• _EXERCISE REQUIREMENTS_
[A] In the storytelling conversation, which two characters are in the training pod with Jesse?
[B] Quote the storytelling conversation word for word, everything from "[0:17:40.8] TG: The" down to "not get through.".
[C] Extend the storytelling conversation past its final line.

• _GIVEN TEXT_
If you look at it this, way you’ve got those two; the wise king and the tyrant. Or you could say Randy, and Randy, where’s Randy on the spectrum? It seems as if Randy as in the wise king domain and then he moves into the tyrant domain in the ending pay off, which is interesting because he is also reflective of Jesse’s own internal personality. If you start thinking about these three domains, right, you’ve got the domain of chaos, the domain of order and then you start writing down which characters represent each, then you can start – when you get stuck and you go, “I don’t know what to do with this character, because it just seems like wallpaper.” Oh, well they’re in the domain of chaos. What they should do is probably something that the reader wouldn’t expect that was also consistent with what I’ve done before.

For example, you could have one of the guys who’s in the training pod with Jesse, you have Ernst and Alex, right? Okay, so one of those guys I would suspect is on the side of order and the other one’s a little bit chaotic. Whichever one you choose is which, the chaotic one could do something stupid. Maybe Alex accidentally pumps her with the wrong epinephrine, too much epinephrine, or not enough, or whatever. Or maybe Ernst forgets to code up something. That way, their actions fall within one of these two domains. They will be believable and it could be an active turning point for one of your scenes.

Now the tertiary sub-secondary characters, what I recommend is what Tolkien, J.R.R Tolkien does in his big epic fantasies is that he only gives people names, only really identifies them if it’s really necessary. For example in The Hobbit, a lot of the bad guys and the armies of people that the guys face are nameless beings, like the – what are they?

[0:17:40.8] TG: The orcs.

[0:17:41.7] SC: The orcs and then the other ones, were they dwarves or whatever? Maybe they weren’t dwarves, but when they go into that mountain and they’re the miners. What were they called again?

[0:17:51.4] TG: Yeah, I know. All the dwarves have been killed. Wasn’t it just more orc? I don’t know. It’s been a while. I could never even get through the book.

[0:18:01.7] SC: Oh, really. Okay. Well, it’s not necessarily the orcs, because the orcs are just these killing –

[0:18:08.9] TG: They’re the created beings, right? They create them. Yeah, yeah, yeah.

[0:18:12.5] SC: They’re like come out of the ground. Anyway –

[0:18:14.8] TG: I don’t know. I felt those books were so boring. I just could not get through.

[0:18:20.5] SC: Oh, wow.

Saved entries
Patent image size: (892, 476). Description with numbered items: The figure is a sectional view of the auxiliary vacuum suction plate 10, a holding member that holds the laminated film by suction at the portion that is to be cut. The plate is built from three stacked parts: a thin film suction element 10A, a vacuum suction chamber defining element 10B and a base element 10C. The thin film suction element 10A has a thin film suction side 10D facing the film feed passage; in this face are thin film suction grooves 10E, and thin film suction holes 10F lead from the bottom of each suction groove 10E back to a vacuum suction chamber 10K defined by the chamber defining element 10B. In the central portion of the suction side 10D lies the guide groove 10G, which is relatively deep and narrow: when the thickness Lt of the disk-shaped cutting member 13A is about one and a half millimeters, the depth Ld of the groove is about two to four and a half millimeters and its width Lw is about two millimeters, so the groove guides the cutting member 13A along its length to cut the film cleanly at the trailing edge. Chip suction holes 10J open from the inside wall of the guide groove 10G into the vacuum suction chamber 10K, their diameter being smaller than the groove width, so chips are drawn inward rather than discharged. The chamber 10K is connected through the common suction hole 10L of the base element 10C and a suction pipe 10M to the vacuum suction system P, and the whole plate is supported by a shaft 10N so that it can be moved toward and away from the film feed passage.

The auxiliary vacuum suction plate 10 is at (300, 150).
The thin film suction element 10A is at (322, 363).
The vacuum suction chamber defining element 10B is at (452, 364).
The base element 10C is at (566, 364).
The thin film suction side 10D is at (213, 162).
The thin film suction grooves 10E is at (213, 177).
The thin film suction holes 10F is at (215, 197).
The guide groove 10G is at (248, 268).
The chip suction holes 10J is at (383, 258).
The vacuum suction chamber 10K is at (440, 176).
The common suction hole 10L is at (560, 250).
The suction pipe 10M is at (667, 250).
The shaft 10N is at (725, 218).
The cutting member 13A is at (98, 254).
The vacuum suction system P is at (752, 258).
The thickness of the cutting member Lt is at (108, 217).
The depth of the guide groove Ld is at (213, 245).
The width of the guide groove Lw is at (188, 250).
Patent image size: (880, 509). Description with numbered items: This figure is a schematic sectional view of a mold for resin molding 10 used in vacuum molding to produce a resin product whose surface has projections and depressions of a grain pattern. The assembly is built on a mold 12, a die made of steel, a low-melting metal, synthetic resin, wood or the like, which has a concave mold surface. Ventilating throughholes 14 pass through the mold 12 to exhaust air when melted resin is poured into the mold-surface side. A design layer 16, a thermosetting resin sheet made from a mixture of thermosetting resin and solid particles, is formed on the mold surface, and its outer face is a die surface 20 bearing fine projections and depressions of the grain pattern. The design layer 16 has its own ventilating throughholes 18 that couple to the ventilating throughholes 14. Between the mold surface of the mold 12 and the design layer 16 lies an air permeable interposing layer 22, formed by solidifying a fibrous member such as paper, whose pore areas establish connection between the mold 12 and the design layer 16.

* * *

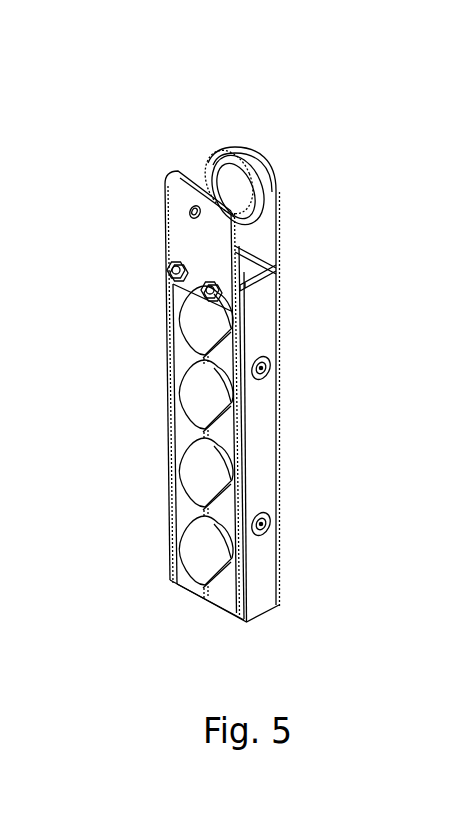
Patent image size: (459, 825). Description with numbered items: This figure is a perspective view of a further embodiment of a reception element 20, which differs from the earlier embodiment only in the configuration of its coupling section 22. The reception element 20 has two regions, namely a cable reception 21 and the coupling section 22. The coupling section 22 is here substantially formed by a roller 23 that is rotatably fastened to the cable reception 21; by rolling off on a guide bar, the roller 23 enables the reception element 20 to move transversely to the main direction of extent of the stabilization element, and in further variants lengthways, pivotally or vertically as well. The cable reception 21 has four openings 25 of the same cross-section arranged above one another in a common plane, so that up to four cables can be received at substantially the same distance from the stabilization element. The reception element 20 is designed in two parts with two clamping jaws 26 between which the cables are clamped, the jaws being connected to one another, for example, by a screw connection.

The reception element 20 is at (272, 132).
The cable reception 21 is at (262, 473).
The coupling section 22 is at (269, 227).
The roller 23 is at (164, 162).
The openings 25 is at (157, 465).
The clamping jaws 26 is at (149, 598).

...

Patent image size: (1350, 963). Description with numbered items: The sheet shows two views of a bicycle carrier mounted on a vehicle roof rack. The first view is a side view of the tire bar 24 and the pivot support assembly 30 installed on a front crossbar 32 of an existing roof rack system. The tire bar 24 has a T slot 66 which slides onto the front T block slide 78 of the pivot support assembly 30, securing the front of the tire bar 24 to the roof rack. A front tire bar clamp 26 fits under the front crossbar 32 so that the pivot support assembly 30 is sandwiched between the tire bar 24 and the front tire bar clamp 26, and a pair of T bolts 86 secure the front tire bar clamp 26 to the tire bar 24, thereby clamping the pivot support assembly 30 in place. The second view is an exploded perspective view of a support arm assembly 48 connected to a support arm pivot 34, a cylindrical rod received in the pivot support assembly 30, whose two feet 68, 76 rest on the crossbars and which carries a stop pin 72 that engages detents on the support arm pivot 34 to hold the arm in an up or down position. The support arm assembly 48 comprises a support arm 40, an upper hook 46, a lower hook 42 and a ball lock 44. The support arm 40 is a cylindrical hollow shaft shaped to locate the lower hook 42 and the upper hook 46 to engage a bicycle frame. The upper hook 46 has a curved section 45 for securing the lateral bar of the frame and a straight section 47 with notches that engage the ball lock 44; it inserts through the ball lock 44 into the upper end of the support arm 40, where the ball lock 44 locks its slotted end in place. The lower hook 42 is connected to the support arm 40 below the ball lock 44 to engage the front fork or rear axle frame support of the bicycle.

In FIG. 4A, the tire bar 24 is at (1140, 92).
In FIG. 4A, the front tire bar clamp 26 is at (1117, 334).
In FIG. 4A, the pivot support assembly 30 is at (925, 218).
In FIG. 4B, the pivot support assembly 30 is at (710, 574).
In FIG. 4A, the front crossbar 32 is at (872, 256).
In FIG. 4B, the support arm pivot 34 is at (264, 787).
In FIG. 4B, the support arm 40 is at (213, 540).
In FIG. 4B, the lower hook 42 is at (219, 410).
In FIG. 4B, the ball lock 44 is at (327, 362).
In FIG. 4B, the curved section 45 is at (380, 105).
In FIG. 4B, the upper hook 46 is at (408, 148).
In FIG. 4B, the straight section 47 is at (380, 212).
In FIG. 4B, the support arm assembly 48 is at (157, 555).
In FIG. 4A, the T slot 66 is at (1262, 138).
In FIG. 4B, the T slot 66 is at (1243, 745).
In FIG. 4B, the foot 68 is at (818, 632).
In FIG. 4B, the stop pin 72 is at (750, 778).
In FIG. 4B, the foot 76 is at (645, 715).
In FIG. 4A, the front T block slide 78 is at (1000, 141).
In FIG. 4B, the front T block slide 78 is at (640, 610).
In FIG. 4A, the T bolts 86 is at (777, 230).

• _TASK ANSWERS_
[A] Ernst and Alex.

[B]
[0:17:40.8] TG: The orcs.

[0:17:41.7] SC: The orcs and then the other ones, were they dwarves or whatever? Maybe they weren’t dwarves, but when they go into that mountain and they’re the miners. What were they called again?

[0:17:51.4] TG: Yeah, I know. All the dwarves have been killed. Wasn’t it just more orc? I don’t know. It’s been a while. I could never even get through the book.

[0:18:01.7] SC: Oh, really. Okay. Well, it’s not necessarily the orcs, because the orcs are just these killing –

[0:18:08.9] TG: They’re the created beings, right? They create them. Yeah, yeah, yeah.

[0:18:12.5] SC: They’re like come out of the ground. Anyway –

[0:18:14.8] TG: I don’t know. I felt those books were so boring. I just could not get through.

[C]
[0:18:22.0] TG: Yeah, I know. I’ve tried multiple times like, “Okay, I like fantasy. This is the fantasy novel. Finish the damn book.” I just gave up every time. Yeah, I know. It’s probably sacrilegious and what some ways.

[0:18:37.0] SC: Yeah, probably. We probably lost a couple thousand, most in research. My point with Tolkien is to like the gangs around Az, you could refer to them as the blockheaded one, because Jesse’s not even going to know their names really. Of course, I don’t necessarily think that you even have to worry about that so much. The feel, it does feel like each one of these – there’s groups of kids there in these scenes that you don’t necessarily – when they’re in the cafeteria, or they’re moving down the hall, it does feel they’re surrounded by other plebs, or whatever you end up calling these trainees.

Generally, I think if you start with those six primal archetypical figures and then you only want –Jesse is the only one navigating really between the two worlds. You can surprise people by having somebody be revealed to be part of one of the worlds and when we think that they’re the other like Randy, but you can only pull that trick once or twice, because everybody is usually consistently identified with their group, right?

[0:19:51.2] TG: What you’re saying is that every character in the book that is a named character, if we’re using that paradigm, falls into one of those four things; the wise king, the tyrant, so some version of order, and then creation or destruction, some version of chaos. When I think about that, I think about Harry Potter and how he had Hermione and Rory, Hermione, Ron. Yeah. Ron would be chaos and Hermione would be –

[0:20:28.4] SC: Order.

[0:20:29.1] TG: Order. Inside of his little threesome there, that he had both sides represented.

[0:20:36.2] SC: Exactly, exactly. Now just for fun, I’ll tell you why there is usually, like Harry Potter why did JK Rowling have Ron and Hermione? For that very reason. Also within your brain, your brain is divided into hemispheres and the right side of – the right hemisphere of your brain is very good at dealing with chaos, because what it does is it looks at the world in a grand global way and it’s very imagistic, it’s very – Now of course, somebody e-mailed me a week or so ago about my broad generalizations about neurology and the brain, and it’s a very good point.

I mean, the right side and the left side of the brain they all have elements of the other, so it’s a broad statement to say the right hemisphere is macro and the left hemisphere is micro. Generally speaking in terms of metaphor, I think it works. Hermione would be the epitome of the left hemisphere of Harry’s brain and Ron would be the right hemisphere of Harry’s brain, and Harry navigates between those two points of view.

Those two characters are actually representative of the internal universe of Harry. If you ever want to get meta about it and think about the character, so you’ve got Alex and Ernst, right? Ernst is the left side of Jesse’s brain and Alex is the right side of Jesse’s brain. That’s a really good thing to understand, because you know the roles that they will be consistently playing in the story. Now if Alex starts being really technical and micro-detailed like Ernst, that’s going to feel weird to the reader, because the reader doesn’t know any of this by the way. They don’t consciously think through all the things I’m talking about, but they do get a feeling that something’s off if you don’t hold down these global categories.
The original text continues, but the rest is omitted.